__YOUR GOAL__. Transcribe every line exactly. Leave the pictures behind.

^^^^

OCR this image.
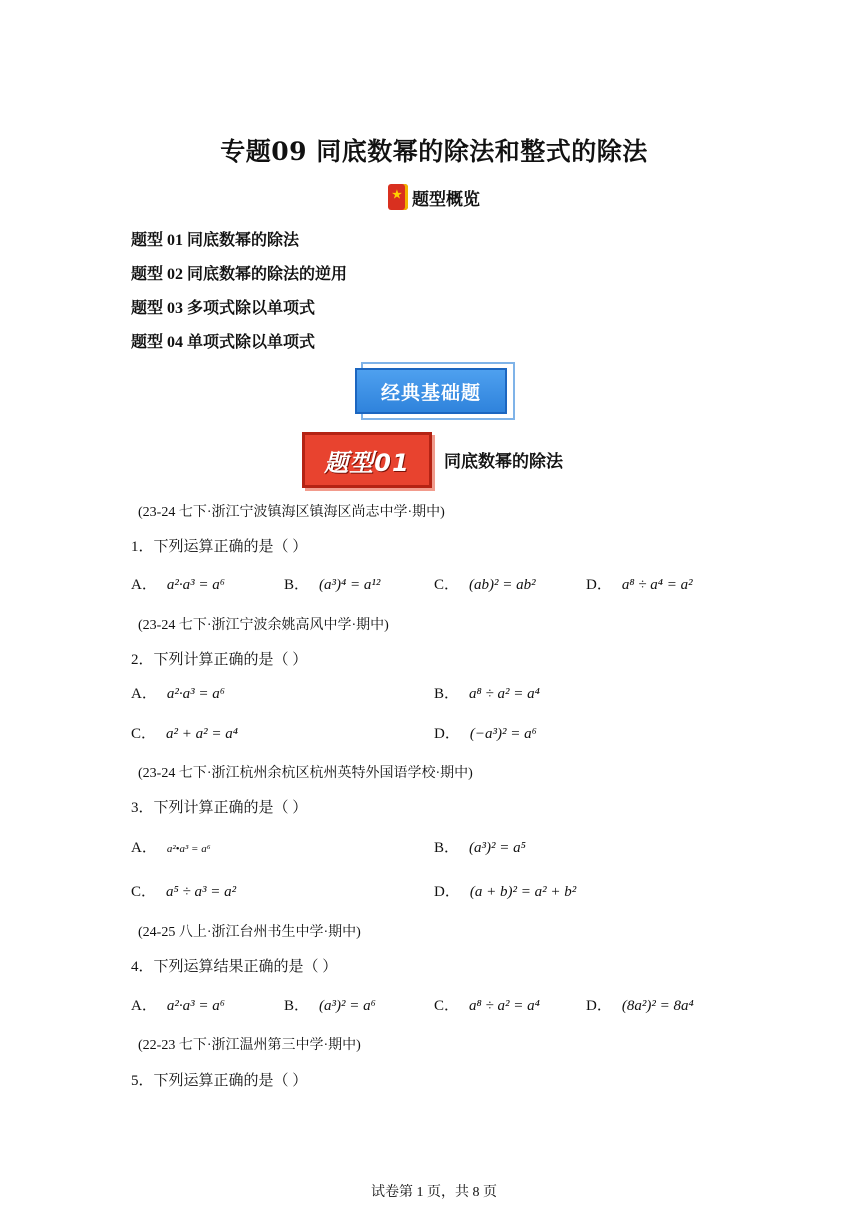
专题09 同底数幂的除法和整式的除法
★ 题型概览
题型 01 同底数幂的除法
题型 02 同底数幂的除法的逆用
题型 03 多项式除以单项式
题型 04 单项式除以单项式
经典基础题
题型01	同底数幂的除法
(23-24 七下·浙江宁波镇海区镇海区尚志中学·期中)
1．下列运算正确的是（ ）
A． a²·a³ = a⁶	B． (a³)⁴ = a¹²	C． (ab)² = ab²	D． a⁸ ÷ a⁴ = a²
(23-24 七下·浙江宁波余姚高风中学·期中)
2．下列计算正确的是（ ）
A． a²·a³ = a⁶	B． a⁸ ÷ a² = a⁴
C． a² + a² = a⁴	D． (−a³)² = a⁶
(23-24 七下·浙江杭州余杭区杭州英特外国语学校·期中)
3．下列计算正确的是（ ）
A． a²•a³ = a⁶	B． (a³)² = a⁵
C． a⁵ ÷ a³ = a²	D． (a + b)² = a² + b²
(24-25 八上·浙江台州书生中学·期中)
4．下列运算结果正确的是（ ）
A． a²·a³ = a⁶	B． (a³)² = a⁶	C． a⁸ ÷ a² = a⁴	D． (8a²)² = 8a⁴
(22-23 七下·浙江温州第三中学·期中)
5．下列运算正确的是（ ）
试卷第 1 页，共 8 页
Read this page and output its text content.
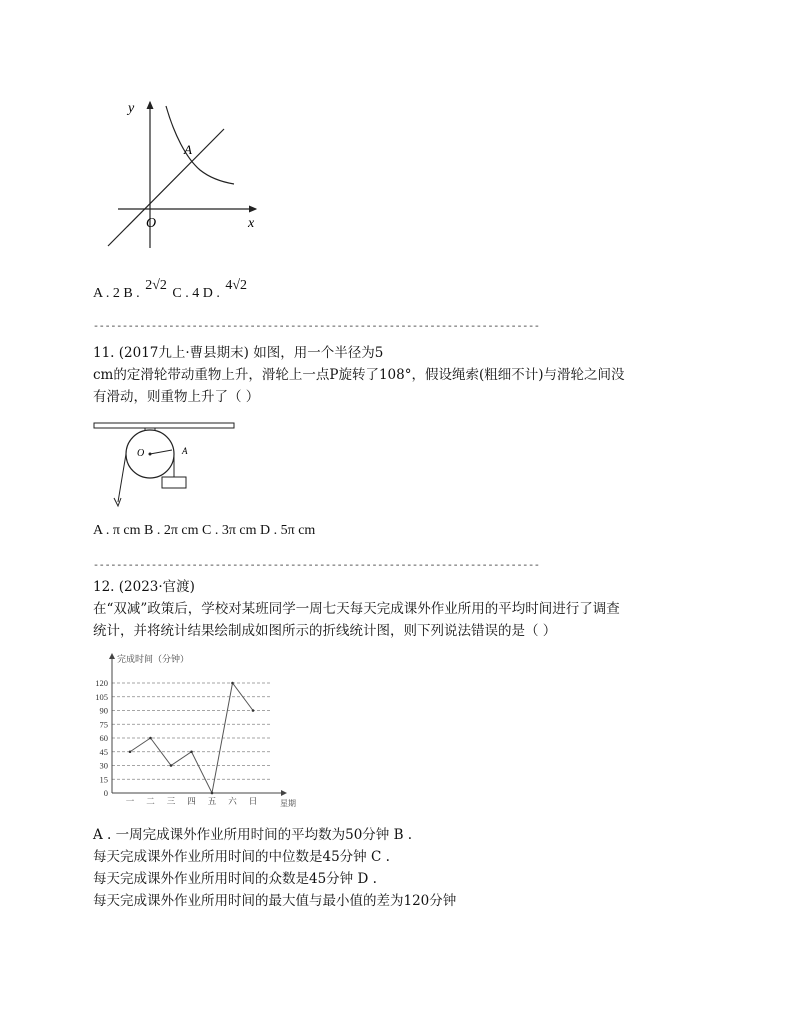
y
x
O
A
A . 2 B . 2√2 C . 4 D . 4√2
-----------------------------------------------------------------------------
11. (2017九上·曹县期末) 如图，用一个半径为5
cm的定滑轮带动重物上升，滑轮上一点P旋转了108°，假设绳索(粗细不计)与滑轮之间没
有滑动，则重物上升了（ ）
O	A
A . π cm B . 2π cm C . 3π cm D . 5π cm
-----------------------------------------------------------------------------
12. (2023·官渡)
在“双减”政策后，学校对某班同学一周七天每天完成课外作业所用的平均时间进行了调查
统计，并将统计结果绘制成如图所示的折线统计图，则下列说法错误的是（ ）
0
15
30
45
60
75
90
105
120
一 二 三 四 五 六 日
完成时间（分钟）
星期
A . 一周完成课外作业所用时间的平均数为50分钟 B .
每天完成课外作业所用时间的中位数是45分钟 C .
每天完成课外作业所用时间的众数是45分钟 D .
每天完成课外作业所用时间的最大值与最小值的差为120分钟
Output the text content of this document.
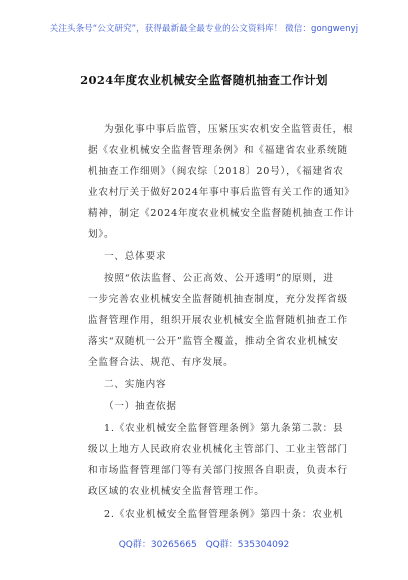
关注头条号“公文研究”，获得最新最全最专业的公文资料库！ 微信：gongwenyj
2024年度农业机械安全监督随机抽查工作计划
为强化事中事后监管，压紧压实农机安全监管责任，根
据《农业机械安全监督管理条例》和《福建省农业系统随
机抽查工作细则》（闽农综〔2018〕20号），《福建省农
业农村厅关于做好2024年事中事后监管有关工作的通知》
精神，制定《2024年度农业机械安全监督随机抽查工作计
划》。
一、总体要求
按照“依法监督、公正高效、公开透明”的原则，进
一步完善农业机械安全监督随机抽查制度，充分发挥省级
监督管理作用，组织开展农业机械安全监督随机抽查工作
落实“双随机一公开”监管全覆盖，推动全省农业机械安
全监督合法、规范、有序发展。
二、实施内容
（一）抽查依据
1.《农业机械安全监督管理条例》第九条第二款：县
级以上地方人民政府农业机械化主管部门、工业主管部门
和市场监督管理部门等有关部门按照各自职责，负责本行
政区域的农业机械安全监督管理工作。
2.《农业机械安全监督管理条例》第四十条：农业机
QQ群：30265665 QQ群：535304092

^^^^

__SOLUTION TO THE PROBLEM__.
OCR this image.
专题09 同底数幂的除法和整式的除法
★ 题型概览
题型 01 同底数幂的除法
题型 02 同底数幂的除法的逆用
题型 03 多项式除以单项式
题型 04 单项式除以单项式
经典基础题
题型01	同底数幂的除法
(23-24 七下·浙江宁波镇海区镇海区尚志中学·期中)
1．下列运算正确的是（ ）
A． a²·a³ = a⁶	B． (a³)⁴ = a¹²	C． (ab)² = ab²	D． a⁸ ÷ a⁴ = a²
(23-24 七下·浙江宁波余姚高风中学·期中)
2．下列计算正确的是（ ）
A． a²·a³ = a⁶	B． a⁸ ÷ a² = a⁴
C． a² + a² = a⁴	D． (−a³)² = a⁶
(23-24 七下·浙江杭州余杭区杭州英特外国语学校·期中)
3．下列计算正确的是（ ）
A． a²•a³ = a⁶	B． (a³)² = a⁵
C． a⁵ ÷ a³ = a²	D． (a + b)² = a² + b²
(24-25 八上·浙江台州书生中学·期中)
4．下列运算结果正确的是（ ）
A． a²·a³ = a⁶	B． (a³)² = a⁶	C． a⁸ ÷ a² = a⁴	D． (8a²)² = 8a⁴
(22-23 七下·浙江温州第三中学·期中)
5．下列运算正确的是（ ）
试卷第 1 页，共 8 页
Read this page and output its text content.
y
x
O
A
A . 2 B . 2√2 C . 4 D . 4√2
-----------------------------------------------------------------------------
11. (2017九上·曹县期末) 如图，用一个半径为5
cm的定滑轮带动重物上升，滑轮上一点P旋转了108°，假设绳索(粗细不计)与滑轮之间没
有滑动，则重物上升了（ ）
O	A
A . π cm B . 2π cm C . 3π cm D . 5π cm
-----------------------------------------------------------------------------
12. (2023·官渡)
在“双减”政策后，学校对某班同学一周七天每天完成课外作业所用的平均时间进行了调查
统计，并将统计结果绘制成如图所示的折线统计图，则下列说法错误的是（ ）
0
15
30
45
60
75
90
105
120
一 二 三 四 五 六 日
完成时间（分钟）
星期
A . 一周完成课外作业所用时间的平均数为50分钟 B .
每天完成课外作业所用时间的中位数是45分钟 C .
每天完成课外作业所用时间的众数是45分钟 D .
每天完成课外作业所用时间的最大值与最小值的差为120分钟
Output the text content of this document.
关注头条号“公文研究”，获得最新最全最专业的公文资料库！ 微信：gongwenyj
2024年度农业机械安全监督随机抽查工作计划
为强化事中事后监管，压紧压实农机安全监管责任，根
据《农业机械安全监督管理条例》和《福建省农业系统随
机抽查工作细则》（闽农综〔2018〕20号），《福建省农
业农村厅关于做好2024年事中事后监管有关工作的通知》
精神，制定《2024年度农业机械安全监督随机抽查工作计
划》。
一、总体要求
按照“依法监督、公正高效、公开透明”的原则，进
一步完善农业机械安全监督随机抽查制度，充分发挥省级
监督管理作用，组织开展农业机械安全监督随机抽查工作
落实“双随机一公开”监管全覆盖，推动全省农业机械安
全监督合法、规范、有序发展。
二、实施内容
（一）抽查依据
1.《农业机械安全监督管理条例》第九条第二款：县
级以上地方人民政府农业机械化主管部门、工业主管部门
和市场监督管理部门等有关部门按照各自职责，负责本行
政区域的农业机械安全监督管理工作。
2.《农业机械安全监督管理条例》第四十条：农业机
QQ群：30265665 QQ群：535304092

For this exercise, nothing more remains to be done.